Uma equipe de pesquisa liderada por suecos no Karolinska Institutet e no Hospital Universitário Karolinska demonstrou em um novo ensaio clínico randomizado que uma baixa dose do conhecido medicamento aspirina reduz pela metade o risco de recorrência após a cirurgia em pacientes com câncer colorretal que apresentam um determinado tipo de alteração genética no tumor.
Anualmente, quase dois milhões de pessoas em todo o mundo são diagnosticadas com câncer colorretal. Entre 20% e 40% desenvolvem metástases, o que torna a doença mais difícil de tratar e aumenta sua letalidade.
Estudos observacionais anteriores sugeriram que a aspirina pode diminuir o risco de certos tipos de câncer e, possivelmente, também o risco de recorrência após a cirurgia em pacientes com câncer colorretal que possuem mutações em genes da via de sinalização PIK3.

• Perguntas:
**1.** Responda com base no trecho sobre aspirina e câncer colorretal:
(a) Quantas pessoas são diagnosticadas com câncer colorretal por ano no mundo?
(b) Que percentual dessas pessoas desenvolve metástases?
(c) Os estudos observacionais citados envolvem mutações em genes de qual via de sinalização?
**2.** Reproduza o trecho sobre aspirina e câncer colorretal entre "Uma equipe de" e "de sinalização PIK3.", inclusive.

(Entradas de dados armazenados)
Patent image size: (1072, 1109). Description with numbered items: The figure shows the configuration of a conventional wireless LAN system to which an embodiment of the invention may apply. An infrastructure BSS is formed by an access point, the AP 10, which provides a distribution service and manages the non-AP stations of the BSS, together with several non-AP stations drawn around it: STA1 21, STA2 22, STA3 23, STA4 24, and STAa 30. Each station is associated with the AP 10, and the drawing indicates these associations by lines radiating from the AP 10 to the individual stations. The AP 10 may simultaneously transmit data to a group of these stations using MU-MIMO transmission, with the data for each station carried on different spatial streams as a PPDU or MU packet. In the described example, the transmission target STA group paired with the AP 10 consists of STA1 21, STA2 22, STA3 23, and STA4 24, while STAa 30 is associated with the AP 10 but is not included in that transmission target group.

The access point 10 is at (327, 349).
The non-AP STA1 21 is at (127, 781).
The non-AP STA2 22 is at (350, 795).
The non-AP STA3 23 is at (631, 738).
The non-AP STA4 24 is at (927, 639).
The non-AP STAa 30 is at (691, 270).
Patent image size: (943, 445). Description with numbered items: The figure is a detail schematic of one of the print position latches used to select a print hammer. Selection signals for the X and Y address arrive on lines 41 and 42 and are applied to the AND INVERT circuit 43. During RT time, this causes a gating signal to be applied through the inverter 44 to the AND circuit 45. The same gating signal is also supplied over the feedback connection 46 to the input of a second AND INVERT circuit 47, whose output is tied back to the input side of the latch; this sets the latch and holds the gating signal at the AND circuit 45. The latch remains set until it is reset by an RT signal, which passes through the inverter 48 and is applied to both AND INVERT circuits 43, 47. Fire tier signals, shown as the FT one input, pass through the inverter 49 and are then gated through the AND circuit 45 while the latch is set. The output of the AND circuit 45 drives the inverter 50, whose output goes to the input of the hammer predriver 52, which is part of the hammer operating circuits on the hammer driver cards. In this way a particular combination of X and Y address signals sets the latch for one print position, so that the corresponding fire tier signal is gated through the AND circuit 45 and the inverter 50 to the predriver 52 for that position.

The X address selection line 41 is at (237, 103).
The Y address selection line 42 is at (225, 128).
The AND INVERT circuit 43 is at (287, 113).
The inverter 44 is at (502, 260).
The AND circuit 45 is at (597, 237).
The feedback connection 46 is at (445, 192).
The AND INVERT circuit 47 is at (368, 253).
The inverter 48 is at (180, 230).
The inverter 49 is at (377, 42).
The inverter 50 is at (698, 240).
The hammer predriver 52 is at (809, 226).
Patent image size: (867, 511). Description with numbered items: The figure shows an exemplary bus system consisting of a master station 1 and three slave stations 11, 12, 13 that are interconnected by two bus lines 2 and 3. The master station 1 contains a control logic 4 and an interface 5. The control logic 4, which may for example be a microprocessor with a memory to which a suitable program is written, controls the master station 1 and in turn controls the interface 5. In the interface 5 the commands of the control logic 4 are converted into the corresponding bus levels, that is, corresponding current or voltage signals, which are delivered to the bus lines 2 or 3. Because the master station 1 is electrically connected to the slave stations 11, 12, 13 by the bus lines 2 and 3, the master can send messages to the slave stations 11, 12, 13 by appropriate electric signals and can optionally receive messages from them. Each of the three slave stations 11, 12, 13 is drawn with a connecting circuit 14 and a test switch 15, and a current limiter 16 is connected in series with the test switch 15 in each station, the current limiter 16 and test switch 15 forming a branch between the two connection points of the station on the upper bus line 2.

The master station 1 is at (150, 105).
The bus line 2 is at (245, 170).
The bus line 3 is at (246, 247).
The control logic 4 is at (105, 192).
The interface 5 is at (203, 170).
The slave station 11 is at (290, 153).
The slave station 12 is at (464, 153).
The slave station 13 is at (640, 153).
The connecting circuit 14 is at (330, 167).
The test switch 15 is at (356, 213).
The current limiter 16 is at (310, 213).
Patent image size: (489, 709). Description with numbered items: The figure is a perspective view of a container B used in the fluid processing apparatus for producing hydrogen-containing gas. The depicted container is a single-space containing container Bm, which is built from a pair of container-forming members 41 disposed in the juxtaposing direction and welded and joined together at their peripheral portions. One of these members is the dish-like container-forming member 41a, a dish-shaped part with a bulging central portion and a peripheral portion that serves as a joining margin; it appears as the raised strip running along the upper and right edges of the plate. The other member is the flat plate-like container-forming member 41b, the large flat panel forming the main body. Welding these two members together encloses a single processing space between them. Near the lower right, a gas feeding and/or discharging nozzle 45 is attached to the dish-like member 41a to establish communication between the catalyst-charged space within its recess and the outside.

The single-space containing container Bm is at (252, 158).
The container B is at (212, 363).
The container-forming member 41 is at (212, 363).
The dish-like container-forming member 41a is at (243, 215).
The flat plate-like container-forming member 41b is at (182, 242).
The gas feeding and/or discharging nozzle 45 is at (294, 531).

• Respostas:
**1.**
(a) Quase dois milhões.
(b) Entre 20% e 40%.
(c) Da via de sinalização PIK3.

**2.**
Uma equipe de pesquisa liderada por suecos no Karolinska Institutet e no Hospital Universitário Karolinska demonstrou em um novo ensaio clínico randomizado que uma baixa dose do conhecido medicamento aspirina reduz pela metade o risco de recorrência após a cirurgia em pacientes com câncer colorretal que apresentam um determinado tipo de alteração genética no tumor.
Anualmente, quase dois milhões de pessoas em todo o mundo são diagnosticadas com câncer colorretal. Entre 20% e 40% desenvolvem metástases, o que torna a doença mais difícil de tratar e aumenta sua letalidade.
Estudos observacionais anteriores sugeriram que a aspirina pode diminuir o risco de certos tipos de câncer e, possivelmente, também o risco de recorrência após a cirurgia em pacientes com câncer colorretal que possuem mutações em genes da via de sinalização PIK3.